### Aim
Locate the string "SteelMint" in the listing below. Copy every line where it is found.

Excerpt from a dataset:
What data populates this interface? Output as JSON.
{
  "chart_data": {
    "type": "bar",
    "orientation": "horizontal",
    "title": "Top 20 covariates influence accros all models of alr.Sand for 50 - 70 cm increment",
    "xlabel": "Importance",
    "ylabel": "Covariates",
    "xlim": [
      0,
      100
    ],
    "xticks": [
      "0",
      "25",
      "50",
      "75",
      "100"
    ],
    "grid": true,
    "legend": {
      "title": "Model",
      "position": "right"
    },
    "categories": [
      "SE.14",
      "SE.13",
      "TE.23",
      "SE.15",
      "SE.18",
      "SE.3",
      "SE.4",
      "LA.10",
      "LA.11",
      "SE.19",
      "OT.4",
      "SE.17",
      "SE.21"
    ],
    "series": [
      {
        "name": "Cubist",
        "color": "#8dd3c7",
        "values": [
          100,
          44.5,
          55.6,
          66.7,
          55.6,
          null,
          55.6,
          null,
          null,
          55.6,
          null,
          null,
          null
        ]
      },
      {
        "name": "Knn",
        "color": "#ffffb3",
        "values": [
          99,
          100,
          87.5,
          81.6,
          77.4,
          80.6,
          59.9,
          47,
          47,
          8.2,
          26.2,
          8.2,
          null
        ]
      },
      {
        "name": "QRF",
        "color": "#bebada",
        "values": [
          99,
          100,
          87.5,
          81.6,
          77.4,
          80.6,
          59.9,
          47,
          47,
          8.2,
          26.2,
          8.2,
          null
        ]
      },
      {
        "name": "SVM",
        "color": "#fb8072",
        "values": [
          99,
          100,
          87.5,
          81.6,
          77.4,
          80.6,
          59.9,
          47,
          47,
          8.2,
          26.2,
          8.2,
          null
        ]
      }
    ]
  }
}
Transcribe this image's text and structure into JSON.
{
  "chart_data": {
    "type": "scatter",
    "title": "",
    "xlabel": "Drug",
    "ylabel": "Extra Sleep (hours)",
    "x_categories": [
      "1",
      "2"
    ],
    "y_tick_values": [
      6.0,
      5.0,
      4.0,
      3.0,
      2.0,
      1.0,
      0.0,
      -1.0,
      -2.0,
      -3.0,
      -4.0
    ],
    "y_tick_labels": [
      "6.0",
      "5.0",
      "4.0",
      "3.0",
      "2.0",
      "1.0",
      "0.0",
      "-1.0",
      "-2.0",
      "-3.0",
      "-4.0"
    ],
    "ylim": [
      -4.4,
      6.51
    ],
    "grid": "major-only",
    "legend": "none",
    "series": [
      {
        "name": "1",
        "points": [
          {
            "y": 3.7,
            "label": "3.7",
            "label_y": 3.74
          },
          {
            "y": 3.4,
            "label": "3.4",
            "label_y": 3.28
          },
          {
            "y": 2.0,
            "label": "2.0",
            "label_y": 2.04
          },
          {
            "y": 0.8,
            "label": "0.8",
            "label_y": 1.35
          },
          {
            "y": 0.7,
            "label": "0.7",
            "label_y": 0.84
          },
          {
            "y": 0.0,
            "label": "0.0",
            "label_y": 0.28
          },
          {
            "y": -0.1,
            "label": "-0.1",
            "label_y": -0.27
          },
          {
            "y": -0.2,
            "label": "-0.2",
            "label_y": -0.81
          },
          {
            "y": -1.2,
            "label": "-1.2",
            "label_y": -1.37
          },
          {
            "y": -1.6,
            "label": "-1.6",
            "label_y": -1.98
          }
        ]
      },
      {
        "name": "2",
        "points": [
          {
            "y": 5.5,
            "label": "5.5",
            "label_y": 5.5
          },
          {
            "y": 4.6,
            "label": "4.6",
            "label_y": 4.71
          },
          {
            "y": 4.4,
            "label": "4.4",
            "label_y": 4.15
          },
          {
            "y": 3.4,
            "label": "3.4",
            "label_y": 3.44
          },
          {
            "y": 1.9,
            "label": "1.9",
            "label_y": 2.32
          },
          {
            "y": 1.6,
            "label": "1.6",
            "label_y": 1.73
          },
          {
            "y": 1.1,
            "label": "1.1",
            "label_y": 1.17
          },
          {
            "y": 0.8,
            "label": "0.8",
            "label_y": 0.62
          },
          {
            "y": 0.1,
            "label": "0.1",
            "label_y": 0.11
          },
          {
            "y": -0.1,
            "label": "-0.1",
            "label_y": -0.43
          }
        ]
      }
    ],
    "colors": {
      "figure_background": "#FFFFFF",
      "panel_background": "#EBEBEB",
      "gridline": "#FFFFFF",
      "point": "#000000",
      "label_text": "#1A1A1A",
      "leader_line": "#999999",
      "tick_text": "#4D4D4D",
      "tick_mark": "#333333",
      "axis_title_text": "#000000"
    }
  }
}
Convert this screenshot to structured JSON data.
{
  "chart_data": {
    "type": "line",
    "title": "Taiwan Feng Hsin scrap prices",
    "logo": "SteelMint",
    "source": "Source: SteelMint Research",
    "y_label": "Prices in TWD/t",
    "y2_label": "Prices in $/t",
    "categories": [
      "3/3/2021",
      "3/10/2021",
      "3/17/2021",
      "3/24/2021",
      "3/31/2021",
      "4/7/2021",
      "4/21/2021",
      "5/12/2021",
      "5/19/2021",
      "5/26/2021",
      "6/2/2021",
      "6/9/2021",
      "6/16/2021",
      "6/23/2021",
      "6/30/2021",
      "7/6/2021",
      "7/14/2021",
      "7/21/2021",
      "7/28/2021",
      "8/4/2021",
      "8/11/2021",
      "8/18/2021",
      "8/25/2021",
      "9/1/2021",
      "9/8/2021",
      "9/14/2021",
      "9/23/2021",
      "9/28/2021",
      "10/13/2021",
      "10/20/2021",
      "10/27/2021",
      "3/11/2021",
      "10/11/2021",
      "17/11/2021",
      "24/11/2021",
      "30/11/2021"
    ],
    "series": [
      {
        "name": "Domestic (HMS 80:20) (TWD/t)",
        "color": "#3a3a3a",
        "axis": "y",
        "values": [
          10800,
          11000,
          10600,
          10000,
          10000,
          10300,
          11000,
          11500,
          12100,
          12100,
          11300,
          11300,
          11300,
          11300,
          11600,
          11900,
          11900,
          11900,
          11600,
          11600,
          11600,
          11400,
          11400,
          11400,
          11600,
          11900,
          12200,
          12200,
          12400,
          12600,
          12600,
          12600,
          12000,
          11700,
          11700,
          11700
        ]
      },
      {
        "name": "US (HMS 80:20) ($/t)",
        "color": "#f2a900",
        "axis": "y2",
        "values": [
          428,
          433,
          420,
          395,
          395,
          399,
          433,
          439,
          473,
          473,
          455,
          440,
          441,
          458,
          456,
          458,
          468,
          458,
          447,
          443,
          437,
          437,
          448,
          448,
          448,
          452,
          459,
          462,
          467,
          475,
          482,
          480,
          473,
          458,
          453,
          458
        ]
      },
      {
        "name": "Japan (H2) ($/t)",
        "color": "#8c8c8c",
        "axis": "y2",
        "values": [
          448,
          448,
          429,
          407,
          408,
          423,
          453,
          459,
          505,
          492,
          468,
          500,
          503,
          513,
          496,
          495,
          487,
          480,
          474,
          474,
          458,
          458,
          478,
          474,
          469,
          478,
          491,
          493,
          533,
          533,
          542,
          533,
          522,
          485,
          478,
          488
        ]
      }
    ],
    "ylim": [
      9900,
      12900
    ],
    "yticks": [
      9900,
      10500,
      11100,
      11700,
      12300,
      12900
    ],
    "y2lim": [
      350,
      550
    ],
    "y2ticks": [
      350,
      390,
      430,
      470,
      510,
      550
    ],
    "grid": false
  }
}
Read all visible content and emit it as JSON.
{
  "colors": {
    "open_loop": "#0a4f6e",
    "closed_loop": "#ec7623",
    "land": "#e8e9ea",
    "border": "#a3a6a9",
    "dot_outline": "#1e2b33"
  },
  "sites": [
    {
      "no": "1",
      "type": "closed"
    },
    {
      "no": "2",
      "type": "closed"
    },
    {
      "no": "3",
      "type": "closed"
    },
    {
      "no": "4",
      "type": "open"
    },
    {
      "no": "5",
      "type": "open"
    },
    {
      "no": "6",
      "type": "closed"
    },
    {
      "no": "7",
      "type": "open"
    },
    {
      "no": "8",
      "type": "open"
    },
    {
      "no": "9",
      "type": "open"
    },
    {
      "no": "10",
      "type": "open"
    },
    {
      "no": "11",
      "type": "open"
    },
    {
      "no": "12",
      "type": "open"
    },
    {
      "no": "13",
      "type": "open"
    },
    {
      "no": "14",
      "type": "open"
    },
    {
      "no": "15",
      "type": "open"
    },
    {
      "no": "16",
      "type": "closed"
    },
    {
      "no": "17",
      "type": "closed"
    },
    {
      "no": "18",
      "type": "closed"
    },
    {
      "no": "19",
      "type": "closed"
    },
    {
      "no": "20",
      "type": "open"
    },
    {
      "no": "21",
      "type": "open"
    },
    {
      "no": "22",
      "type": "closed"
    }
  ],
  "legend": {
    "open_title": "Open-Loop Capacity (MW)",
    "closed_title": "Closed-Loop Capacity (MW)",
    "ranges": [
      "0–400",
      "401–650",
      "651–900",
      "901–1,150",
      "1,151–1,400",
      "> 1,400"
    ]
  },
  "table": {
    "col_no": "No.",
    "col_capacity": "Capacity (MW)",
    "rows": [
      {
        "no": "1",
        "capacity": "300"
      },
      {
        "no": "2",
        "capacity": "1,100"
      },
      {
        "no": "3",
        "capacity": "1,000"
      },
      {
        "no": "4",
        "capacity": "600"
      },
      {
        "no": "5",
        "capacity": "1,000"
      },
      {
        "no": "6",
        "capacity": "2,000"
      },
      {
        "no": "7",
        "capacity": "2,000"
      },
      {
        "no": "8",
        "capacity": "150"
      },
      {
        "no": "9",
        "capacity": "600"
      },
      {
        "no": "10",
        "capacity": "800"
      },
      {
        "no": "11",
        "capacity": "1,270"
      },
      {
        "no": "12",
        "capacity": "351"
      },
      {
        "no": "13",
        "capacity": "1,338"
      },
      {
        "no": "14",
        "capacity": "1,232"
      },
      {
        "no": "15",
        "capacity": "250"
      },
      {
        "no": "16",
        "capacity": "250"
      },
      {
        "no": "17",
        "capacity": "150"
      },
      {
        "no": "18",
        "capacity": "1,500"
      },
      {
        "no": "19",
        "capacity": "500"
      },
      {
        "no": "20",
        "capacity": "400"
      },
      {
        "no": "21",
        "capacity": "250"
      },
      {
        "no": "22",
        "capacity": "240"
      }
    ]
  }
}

### Exercise result
    "logo": "SteelMint",
    "source": "Source: SteelMint Research",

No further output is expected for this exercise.